◆ Stored records:
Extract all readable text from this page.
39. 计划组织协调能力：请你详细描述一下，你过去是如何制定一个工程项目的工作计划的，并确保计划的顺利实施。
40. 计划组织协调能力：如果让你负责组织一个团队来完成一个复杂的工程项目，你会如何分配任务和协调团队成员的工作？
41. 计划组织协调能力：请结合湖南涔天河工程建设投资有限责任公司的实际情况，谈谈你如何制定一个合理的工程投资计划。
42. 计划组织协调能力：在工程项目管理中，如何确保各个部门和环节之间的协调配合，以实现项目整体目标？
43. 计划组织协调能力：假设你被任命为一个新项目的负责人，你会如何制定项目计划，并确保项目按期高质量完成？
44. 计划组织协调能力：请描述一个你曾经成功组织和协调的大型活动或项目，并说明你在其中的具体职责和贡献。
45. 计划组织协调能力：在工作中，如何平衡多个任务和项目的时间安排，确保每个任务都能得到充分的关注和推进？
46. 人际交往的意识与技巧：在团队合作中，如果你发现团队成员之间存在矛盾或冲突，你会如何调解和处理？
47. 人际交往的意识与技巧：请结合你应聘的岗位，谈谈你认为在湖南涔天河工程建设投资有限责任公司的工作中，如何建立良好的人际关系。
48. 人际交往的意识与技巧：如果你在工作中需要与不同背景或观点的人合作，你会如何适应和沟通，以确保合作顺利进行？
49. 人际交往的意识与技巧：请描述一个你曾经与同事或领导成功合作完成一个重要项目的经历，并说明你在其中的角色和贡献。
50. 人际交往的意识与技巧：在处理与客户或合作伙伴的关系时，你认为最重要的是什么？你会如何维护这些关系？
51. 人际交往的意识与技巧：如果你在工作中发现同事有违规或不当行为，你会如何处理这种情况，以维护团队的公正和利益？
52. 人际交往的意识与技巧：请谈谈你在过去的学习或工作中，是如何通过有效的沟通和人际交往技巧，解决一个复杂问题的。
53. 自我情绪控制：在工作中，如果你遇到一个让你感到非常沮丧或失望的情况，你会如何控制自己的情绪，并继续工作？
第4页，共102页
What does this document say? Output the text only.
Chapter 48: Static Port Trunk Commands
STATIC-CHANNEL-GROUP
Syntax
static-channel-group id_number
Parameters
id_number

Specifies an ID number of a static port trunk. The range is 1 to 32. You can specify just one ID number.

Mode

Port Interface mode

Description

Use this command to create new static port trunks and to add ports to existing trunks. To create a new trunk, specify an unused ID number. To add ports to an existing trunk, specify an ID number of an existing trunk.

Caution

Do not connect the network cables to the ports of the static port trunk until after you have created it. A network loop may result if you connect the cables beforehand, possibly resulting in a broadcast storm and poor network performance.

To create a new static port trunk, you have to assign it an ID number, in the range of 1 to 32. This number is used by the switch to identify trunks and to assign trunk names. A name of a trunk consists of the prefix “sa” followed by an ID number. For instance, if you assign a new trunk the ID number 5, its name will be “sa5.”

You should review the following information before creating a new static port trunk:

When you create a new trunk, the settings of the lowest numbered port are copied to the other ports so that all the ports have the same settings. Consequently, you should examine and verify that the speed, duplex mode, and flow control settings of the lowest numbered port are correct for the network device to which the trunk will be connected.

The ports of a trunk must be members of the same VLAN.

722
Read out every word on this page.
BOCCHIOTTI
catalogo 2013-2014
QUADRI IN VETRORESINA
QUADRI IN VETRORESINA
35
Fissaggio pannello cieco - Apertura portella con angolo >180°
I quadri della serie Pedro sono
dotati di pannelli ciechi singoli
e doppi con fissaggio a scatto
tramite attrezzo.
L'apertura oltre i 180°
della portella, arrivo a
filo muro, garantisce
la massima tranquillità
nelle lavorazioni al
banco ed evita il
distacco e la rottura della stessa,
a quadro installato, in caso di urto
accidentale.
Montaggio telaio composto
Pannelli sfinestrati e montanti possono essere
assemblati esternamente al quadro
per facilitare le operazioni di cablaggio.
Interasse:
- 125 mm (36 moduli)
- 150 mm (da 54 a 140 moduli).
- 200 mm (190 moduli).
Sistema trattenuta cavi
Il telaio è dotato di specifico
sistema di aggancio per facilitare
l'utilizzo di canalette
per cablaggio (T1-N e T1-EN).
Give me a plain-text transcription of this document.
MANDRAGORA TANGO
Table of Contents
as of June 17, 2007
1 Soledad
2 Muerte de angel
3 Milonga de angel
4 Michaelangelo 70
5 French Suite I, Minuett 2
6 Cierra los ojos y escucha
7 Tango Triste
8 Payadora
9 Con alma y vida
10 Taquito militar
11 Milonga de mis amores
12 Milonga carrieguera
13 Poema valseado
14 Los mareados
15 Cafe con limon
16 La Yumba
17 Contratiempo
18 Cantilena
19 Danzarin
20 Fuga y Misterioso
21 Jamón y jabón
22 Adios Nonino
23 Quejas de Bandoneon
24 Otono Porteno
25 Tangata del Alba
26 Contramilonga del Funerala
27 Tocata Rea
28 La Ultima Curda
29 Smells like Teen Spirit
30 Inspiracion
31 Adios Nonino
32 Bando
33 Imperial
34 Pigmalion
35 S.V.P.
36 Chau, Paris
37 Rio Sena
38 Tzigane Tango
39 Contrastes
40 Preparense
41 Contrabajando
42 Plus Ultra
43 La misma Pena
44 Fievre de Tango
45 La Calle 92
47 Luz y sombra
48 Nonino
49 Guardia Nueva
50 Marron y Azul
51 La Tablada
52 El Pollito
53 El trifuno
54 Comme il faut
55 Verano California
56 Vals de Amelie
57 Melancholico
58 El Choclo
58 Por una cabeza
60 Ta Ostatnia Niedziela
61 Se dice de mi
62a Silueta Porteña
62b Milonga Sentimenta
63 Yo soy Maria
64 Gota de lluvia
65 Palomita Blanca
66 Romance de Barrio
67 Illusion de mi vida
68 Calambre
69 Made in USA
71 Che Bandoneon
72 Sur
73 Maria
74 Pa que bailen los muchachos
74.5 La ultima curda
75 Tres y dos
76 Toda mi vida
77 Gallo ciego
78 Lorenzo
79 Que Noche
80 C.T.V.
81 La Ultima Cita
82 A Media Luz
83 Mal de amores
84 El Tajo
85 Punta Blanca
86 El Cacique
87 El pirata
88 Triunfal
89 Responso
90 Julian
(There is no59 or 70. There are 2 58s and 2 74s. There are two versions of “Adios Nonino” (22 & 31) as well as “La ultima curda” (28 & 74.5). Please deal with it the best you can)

◆ Set task:
Look through the material above and pick out each line holding the word "cablaggio".

◆ Complete response:
per facilitare le operazioni di cablaggio.
per cablaggio (T1-N e T1-EN).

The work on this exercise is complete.